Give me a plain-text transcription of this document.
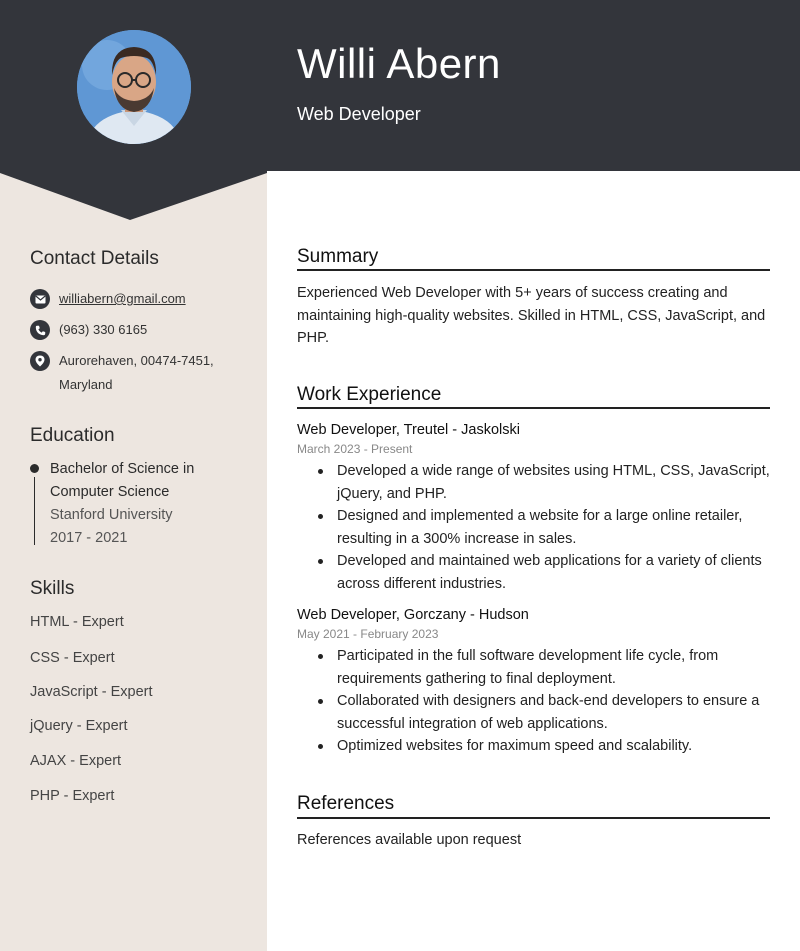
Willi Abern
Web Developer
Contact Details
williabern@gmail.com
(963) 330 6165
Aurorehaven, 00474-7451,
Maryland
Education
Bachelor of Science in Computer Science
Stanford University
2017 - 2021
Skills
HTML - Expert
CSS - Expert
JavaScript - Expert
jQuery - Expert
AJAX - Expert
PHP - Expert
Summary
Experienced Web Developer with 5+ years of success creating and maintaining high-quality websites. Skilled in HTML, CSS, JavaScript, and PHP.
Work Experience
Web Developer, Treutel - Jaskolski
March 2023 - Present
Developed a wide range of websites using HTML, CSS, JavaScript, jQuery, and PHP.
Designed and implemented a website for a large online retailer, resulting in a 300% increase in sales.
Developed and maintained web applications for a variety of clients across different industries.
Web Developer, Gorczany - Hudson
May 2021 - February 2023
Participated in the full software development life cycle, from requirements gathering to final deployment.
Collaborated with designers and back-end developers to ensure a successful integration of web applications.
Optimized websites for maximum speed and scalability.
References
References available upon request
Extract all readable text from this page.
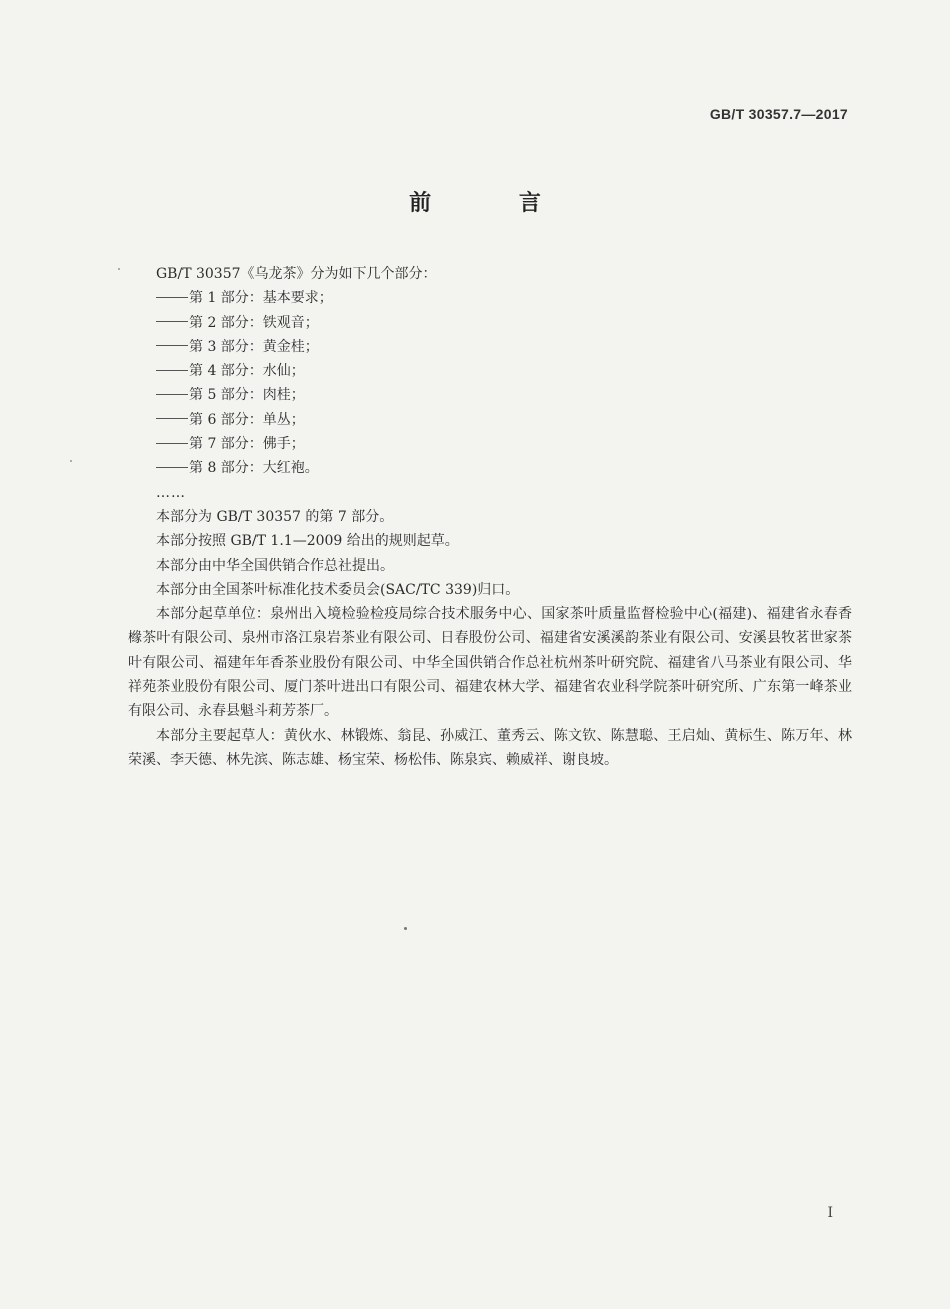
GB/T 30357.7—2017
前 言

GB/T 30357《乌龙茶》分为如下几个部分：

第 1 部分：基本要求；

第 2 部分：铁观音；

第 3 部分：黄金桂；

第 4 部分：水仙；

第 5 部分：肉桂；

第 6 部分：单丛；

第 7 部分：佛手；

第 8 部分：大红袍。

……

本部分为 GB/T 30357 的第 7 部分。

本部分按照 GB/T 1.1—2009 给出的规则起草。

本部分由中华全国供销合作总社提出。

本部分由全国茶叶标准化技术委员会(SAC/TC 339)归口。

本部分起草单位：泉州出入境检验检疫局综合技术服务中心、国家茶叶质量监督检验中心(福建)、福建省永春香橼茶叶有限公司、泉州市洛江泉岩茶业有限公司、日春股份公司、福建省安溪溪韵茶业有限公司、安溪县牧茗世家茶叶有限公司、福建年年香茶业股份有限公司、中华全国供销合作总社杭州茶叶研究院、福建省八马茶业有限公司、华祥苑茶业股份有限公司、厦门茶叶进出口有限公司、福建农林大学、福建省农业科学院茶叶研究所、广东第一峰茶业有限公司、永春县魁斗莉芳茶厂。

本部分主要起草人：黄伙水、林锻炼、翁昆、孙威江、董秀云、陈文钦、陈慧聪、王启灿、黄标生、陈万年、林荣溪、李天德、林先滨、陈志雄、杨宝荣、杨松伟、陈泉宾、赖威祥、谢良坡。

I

+++++

## [Exercise details]
Extract every line containing the string "References" from the data above.

## [Response to the exercise]
References
References available upon request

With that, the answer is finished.